======== INFORMATION SHOWN ========

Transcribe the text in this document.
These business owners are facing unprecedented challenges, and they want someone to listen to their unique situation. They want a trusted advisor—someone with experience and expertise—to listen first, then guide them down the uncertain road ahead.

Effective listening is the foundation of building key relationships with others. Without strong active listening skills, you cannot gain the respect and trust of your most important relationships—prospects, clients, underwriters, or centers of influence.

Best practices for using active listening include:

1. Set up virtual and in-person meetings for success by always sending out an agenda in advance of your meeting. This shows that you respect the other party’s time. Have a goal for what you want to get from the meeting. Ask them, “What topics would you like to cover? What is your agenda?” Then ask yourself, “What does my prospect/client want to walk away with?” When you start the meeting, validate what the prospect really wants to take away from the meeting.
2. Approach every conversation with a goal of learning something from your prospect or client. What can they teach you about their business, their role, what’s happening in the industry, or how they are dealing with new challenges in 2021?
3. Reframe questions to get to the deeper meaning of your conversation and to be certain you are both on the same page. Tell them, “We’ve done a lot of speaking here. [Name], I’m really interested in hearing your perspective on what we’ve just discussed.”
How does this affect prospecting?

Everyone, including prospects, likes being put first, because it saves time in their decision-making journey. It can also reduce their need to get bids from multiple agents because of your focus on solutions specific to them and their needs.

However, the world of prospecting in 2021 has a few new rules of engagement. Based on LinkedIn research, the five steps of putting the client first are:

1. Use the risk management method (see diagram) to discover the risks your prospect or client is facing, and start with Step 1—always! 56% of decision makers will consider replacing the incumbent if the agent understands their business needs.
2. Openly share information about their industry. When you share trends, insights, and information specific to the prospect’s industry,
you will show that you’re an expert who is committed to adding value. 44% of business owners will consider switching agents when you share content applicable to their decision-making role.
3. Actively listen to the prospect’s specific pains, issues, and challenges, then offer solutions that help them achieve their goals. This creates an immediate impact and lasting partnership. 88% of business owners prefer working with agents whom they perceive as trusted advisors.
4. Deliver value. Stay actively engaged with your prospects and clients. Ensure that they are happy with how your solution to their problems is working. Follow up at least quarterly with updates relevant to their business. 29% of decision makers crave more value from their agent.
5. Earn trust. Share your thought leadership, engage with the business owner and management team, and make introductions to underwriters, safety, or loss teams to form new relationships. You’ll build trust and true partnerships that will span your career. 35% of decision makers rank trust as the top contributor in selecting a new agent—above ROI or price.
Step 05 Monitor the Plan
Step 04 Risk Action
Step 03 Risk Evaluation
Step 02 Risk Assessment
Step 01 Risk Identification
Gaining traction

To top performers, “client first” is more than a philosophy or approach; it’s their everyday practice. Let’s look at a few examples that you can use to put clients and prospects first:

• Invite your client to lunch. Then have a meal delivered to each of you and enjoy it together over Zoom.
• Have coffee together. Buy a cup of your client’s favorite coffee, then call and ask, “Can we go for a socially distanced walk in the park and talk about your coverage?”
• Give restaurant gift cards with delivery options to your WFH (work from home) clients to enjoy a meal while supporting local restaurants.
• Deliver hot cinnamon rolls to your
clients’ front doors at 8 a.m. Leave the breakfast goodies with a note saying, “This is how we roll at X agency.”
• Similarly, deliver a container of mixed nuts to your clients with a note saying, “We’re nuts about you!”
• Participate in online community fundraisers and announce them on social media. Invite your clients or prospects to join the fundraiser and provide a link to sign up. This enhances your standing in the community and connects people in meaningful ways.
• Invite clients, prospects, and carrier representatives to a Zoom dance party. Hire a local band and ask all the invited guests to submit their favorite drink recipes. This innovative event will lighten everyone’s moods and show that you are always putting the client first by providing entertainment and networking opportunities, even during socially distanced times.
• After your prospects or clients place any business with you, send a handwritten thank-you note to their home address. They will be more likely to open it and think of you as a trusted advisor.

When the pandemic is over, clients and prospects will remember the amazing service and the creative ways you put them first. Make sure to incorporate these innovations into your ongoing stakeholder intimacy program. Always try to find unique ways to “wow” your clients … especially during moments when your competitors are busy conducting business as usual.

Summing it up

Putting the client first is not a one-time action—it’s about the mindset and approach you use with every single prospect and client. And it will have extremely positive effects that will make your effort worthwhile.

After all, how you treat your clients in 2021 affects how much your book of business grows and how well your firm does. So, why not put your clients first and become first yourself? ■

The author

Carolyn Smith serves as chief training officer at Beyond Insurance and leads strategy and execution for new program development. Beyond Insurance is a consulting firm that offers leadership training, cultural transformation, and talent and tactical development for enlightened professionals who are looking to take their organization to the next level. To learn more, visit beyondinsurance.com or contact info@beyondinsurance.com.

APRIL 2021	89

========

- **WHAT THIS TASK INVOLVES**: The word "underwriters" appears in how many lines of the records? Give the number only.

- **FINISHED TASK**: 2